▶ _Stored data_
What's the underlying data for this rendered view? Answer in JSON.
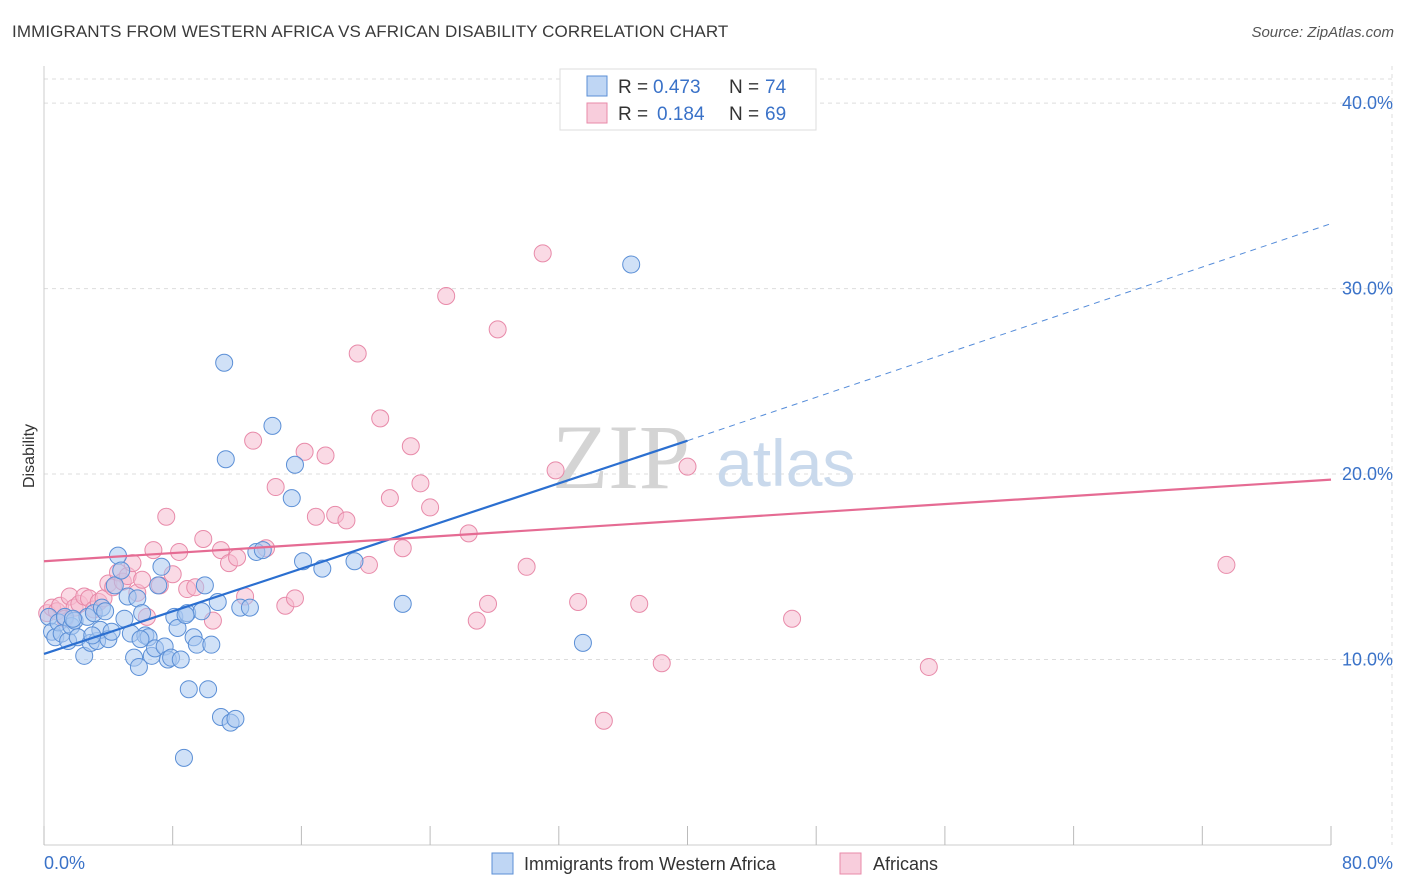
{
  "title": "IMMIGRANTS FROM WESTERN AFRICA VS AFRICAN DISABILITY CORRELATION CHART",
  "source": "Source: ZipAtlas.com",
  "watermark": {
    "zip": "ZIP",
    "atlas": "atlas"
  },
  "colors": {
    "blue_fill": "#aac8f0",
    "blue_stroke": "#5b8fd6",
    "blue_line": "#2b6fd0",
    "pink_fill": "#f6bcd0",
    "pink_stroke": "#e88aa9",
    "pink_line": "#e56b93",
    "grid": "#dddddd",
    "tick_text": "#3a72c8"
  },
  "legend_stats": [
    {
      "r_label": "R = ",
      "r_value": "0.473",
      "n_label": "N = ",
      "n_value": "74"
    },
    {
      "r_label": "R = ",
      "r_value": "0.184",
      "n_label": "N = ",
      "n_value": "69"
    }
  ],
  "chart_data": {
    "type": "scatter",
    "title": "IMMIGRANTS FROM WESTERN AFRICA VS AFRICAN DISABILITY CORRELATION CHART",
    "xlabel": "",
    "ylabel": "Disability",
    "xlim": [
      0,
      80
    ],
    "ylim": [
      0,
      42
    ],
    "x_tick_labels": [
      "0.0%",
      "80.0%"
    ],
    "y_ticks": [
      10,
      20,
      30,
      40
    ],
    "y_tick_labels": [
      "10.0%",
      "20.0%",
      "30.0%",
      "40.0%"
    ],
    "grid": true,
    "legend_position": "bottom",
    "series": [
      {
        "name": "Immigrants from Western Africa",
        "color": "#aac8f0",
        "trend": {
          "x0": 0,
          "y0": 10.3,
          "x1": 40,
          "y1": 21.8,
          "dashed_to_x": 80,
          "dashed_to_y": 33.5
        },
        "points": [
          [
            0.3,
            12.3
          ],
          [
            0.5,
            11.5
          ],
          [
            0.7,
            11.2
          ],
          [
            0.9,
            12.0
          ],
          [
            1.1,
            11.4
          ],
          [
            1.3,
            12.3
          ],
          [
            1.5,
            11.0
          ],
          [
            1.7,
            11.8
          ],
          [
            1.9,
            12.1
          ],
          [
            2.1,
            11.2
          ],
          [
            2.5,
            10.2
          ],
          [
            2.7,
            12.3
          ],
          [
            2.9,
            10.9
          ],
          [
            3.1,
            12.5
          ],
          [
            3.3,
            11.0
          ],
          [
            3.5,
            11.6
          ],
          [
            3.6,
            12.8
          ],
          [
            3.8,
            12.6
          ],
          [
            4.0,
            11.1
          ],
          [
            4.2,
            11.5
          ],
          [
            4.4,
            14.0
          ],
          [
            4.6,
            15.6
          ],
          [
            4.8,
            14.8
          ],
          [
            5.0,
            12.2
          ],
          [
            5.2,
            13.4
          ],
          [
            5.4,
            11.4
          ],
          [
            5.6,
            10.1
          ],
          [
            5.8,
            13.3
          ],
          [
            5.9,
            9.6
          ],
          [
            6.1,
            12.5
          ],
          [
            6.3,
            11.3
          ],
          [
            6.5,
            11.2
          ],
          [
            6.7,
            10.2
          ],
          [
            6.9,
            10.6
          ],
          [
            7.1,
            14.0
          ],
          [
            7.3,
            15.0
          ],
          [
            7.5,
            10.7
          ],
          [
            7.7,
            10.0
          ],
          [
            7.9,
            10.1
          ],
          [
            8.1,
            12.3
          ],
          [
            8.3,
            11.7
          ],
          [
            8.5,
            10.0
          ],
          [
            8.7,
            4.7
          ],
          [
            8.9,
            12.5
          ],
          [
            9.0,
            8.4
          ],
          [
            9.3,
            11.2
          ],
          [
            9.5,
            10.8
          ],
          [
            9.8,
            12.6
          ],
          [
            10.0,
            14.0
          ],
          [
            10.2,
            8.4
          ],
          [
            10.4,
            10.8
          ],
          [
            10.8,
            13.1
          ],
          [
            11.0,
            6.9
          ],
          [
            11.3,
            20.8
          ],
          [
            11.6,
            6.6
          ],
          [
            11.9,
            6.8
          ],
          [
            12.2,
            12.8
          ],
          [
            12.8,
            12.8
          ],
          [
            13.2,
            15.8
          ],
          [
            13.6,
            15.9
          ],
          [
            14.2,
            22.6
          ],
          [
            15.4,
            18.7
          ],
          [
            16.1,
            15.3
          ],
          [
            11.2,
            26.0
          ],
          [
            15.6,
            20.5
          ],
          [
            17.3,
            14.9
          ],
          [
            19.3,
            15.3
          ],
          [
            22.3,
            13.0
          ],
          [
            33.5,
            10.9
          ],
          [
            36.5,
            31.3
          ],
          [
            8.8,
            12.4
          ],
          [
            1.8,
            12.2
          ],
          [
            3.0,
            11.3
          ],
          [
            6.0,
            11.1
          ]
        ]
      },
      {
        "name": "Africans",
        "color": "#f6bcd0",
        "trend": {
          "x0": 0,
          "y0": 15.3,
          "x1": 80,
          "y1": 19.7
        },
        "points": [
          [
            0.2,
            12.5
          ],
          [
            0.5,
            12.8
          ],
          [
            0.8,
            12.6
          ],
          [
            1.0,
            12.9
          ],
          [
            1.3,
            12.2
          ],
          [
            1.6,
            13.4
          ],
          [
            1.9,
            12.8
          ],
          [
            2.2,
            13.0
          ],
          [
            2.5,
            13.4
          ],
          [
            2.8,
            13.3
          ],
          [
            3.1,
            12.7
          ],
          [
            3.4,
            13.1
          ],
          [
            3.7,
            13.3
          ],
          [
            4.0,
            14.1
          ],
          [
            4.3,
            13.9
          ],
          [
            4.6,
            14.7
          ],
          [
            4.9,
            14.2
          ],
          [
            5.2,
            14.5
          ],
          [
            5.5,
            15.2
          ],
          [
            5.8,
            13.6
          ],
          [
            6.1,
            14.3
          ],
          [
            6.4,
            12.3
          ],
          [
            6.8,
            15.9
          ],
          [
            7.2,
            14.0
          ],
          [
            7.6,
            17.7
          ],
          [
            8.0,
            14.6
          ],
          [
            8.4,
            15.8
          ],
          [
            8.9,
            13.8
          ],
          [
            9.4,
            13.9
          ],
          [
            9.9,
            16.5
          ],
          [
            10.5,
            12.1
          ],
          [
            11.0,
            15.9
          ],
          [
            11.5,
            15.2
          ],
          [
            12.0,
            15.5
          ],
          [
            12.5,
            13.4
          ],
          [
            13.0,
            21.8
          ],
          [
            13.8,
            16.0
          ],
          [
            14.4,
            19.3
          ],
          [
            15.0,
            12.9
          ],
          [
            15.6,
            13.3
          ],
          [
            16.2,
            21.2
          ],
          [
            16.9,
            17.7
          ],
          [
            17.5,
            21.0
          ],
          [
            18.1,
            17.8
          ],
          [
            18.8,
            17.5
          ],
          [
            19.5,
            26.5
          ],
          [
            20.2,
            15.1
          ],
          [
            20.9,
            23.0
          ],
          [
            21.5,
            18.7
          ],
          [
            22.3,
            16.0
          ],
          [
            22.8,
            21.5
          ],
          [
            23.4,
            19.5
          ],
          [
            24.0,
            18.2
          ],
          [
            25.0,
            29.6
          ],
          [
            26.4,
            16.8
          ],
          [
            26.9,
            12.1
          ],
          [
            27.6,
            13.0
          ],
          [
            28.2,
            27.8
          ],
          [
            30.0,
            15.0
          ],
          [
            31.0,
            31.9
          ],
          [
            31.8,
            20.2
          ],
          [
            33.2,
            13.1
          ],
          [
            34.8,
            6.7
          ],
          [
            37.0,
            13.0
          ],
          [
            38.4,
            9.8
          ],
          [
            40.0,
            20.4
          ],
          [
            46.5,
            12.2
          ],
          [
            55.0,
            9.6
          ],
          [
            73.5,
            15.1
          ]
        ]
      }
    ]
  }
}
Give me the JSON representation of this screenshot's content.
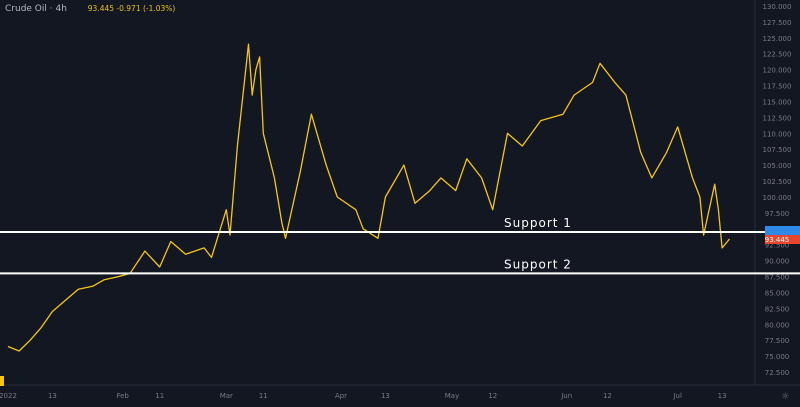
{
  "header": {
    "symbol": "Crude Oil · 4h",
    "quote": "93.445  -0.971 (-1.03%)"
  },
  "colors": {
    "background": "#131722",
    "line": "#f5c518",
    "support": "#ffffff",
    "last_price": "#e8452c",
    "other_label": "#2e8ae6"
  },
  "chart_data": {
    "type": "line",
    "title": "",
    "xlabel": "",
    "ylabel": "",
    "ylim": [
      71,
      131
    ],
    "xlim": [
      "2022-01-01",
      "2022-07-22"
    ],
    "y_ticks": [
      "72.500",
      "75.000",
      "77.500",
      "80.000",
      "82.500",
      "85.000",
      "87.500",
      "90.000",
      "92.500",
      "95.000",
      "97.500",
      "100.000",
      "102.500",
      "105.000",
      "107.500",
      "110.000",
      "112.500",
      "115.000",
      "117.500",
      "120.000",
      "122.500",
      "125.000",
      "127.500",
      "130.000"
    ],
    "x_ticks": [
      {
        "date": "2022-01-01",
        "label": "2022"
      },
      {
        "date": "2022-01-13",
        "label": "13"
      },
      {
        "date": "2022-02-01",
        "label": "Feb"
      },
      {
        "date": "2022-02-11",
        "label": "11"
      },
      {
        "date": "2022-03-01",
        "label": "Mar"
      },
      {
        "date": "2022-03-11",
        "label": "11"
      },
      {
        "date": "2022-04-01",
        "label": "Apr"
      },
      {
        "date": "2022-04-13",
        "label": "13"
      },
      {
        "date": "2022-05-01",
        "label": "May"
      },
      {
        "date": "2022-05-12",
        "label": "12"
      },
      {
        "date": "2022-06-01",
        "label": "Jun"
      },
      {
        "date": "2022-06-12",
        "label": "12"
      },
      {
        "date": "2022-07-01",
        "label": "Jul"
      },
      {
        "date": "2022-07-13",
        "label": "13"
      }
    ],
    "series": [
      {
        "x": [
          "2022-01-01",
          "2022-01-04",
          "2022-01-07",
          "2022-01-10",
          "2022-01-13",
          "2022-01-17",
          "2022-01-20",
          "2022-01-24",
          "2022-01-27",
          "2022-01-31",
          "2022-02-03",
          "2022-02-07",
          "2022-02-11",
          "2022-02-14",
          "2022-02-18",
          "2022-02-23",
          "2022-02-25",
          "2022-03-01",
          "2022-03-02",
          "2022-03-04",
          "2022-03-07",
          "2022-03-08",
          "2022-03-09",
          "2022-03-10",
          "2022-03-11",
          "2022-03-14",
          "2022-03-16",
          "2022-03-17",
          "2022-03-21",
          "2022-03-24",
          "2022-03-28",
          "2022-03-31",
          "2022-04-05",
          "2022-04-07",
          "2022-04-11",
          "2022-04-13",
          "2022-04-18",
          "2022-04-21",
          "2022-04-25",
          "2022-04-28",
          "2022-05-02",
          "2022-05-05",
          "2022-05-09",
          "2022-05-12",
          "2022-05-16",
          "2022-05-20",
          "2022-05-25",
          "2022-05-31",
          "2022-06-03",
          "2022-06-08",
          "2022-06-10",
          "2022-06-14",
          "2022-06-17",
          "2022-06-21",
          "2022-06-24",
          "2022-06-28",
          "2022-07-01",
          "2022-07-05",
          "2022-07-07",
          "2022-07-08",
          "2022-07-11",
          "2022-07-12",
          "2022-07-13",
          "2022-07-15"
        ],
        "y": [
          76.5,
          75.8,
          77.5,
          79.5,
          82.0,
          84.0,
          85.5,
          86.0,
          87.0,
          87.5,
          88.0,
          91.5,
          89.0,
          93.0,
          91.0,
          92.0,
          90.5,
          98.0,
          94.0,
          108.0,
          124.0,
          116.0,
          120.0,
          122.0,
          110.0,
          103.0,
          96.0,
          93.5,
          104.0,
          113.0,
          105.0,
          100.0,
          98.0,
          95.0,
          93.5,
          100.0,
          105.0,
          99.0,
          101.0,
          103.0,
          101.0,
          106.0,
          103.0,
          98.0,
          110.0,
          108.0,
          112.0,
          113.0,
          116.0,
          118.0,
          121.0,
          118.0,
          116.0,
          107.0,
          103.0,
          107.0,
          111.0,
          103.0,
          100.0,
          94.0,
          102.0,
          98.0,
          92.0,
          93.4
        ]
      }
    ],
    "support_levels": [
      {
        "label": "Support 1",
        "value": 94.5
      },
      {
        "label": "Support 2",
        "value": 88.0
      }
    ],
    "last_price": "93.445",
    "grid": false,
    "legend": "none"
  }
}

▶ _Goal_
Gather all lines from the records above in which "this" appears.

▶ _Response_
What's the underlying data for this rendered view? Answer in JSON.
Give me the JSON representation of this screenshot's content.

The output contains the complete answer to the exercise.